**Objectives:**
1. Answer these questions from the passage on Malcolm X:
(a) On what date was the ABC documentary report released?
(b) Who is quoted as saying "Let's remember the ones who brought us this far, in faith"?
(c) What title and year are given as the source of that quotation?
2. In the passage on Malcolm X, swap "Servant of God" for "Sister" and write out the part between "An ABC documentary" and "Black and Catholic?", inclusive.
3. Decide whether each statement agrees with the passage on Malcolm X. Answer yes or no, and quote the words of the passage that settle it.
(a) The documentary report was released by ABC.
(b) The writer claims to be the first to see Malcolm X as a hero to Black Catholics.
(c) The men convicted for the assassination were exonerated 55 years after the fact.

An ABC documentary report released on February 3rd concerning the assassination of Malcolm X—and the exoneration, 55 years after the fact, of the Black men convicted for it—reminded me of his importance to Black Catholic identity.
Yes, you read that right: Malcolm X should be seen as an inspiration and a hero to Black Catholics.
I am not the first to think so. Servant of God Thea Bowman once said:
“Let’s remember the ones who brought us this far, in faith, who led us and fed us in faith: St Simon of Cyrene and the Ethiopian eunuch, Anthony of Egypt… Malcolm X…”
(Black History and Culture, 1988)
Now, some of you may be thinking: Why is Malcolm X on this list? Wasn’t he a Muslim? What does he have to do with being Black and Catholic?
Well, to be fully Catholic is to love Black people. And very few people loved Black people more than Malcolm X. Moreover, he taught us to be unapologetic about loving ourselves—about the essential need for self-esteem in our material and spiritual flourishing. His lessons on this point cannot go unstudied by anyone who seeks to understand what it means to be Black and Catholic.
Sister Thea once noted that:
“A disproportionate number of our men are dying of suicide and AIDS and drug abuse, and low self-esteem.”

**Recorded information:**
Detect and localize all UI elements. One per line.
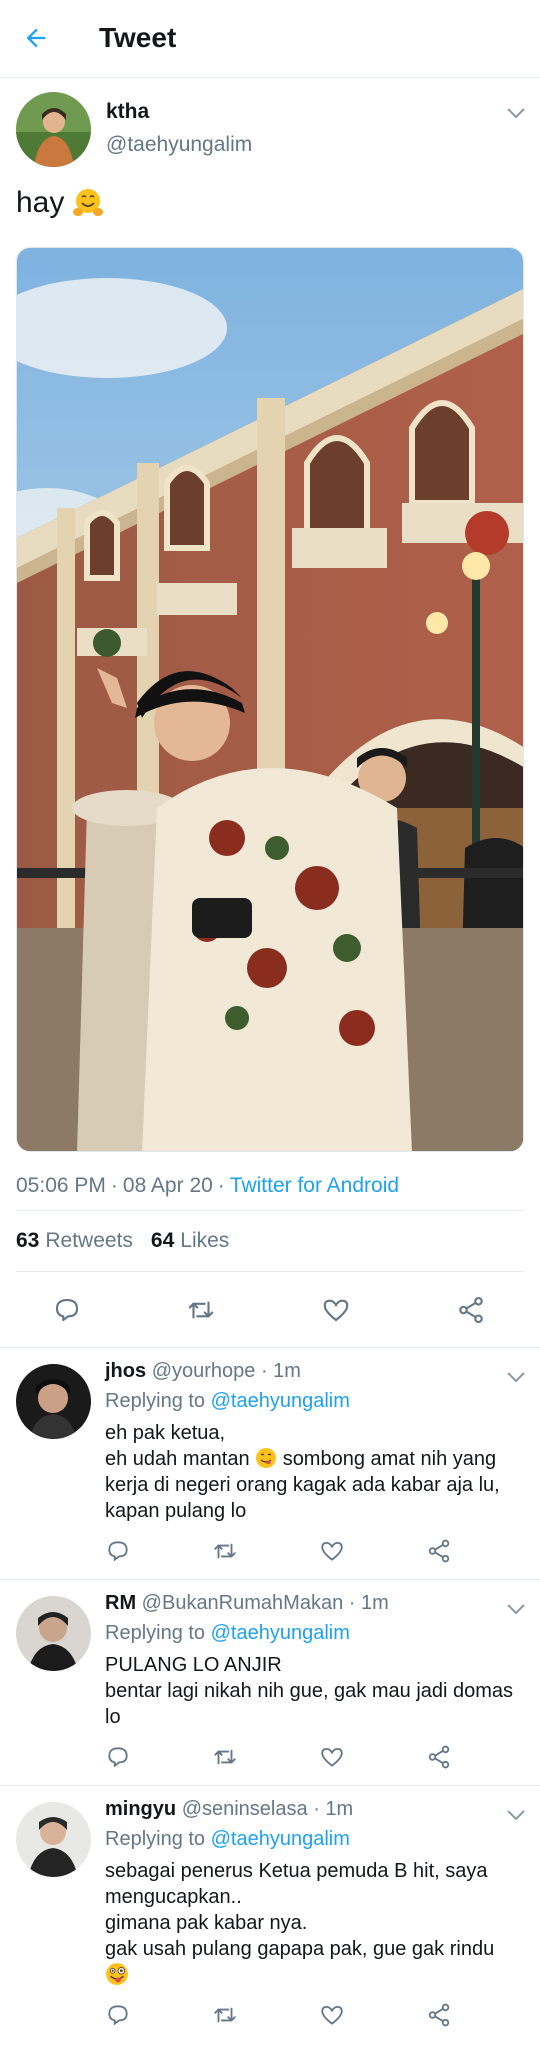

**List of solutions:**
1.
(a) February 3rd
(b) Servant of God Thea Bowman
(c) Black History and Culture, 1988

2.
An ABC documentary report released on February 3rd concerning the assassination of Malcolm X—and the exoneration, 55 years after the fact, of the Black men convicted for it—reminded me of his importance to Black Catholic identity.
Yes, you read that right: Malcolm X should be seen as an inspiration and a hero to Black Catholics.
I am not the first to think so. Sister Thea Bowman once said:
“Let’s remember the ones who brought us this far, in faith, who led us and fed us in faith: St Simon of Cyrene and the Ethiopian eunuch, Anthony of Egypt… Malcolm X…”
(Black History and Culture, 1988)
Now, some of you may be thinking: Why is Malcolm X on this list? Wasn’t he a Muslim? What does he have to do with being Black and Catholic?

3.
(a) Yes: "An ABC documentary report released on February 3rd"
(b) No: "I am not the first to think so."
(c) Yes: "the exoneration, 55 years after the fact, of the Black men convicted for it"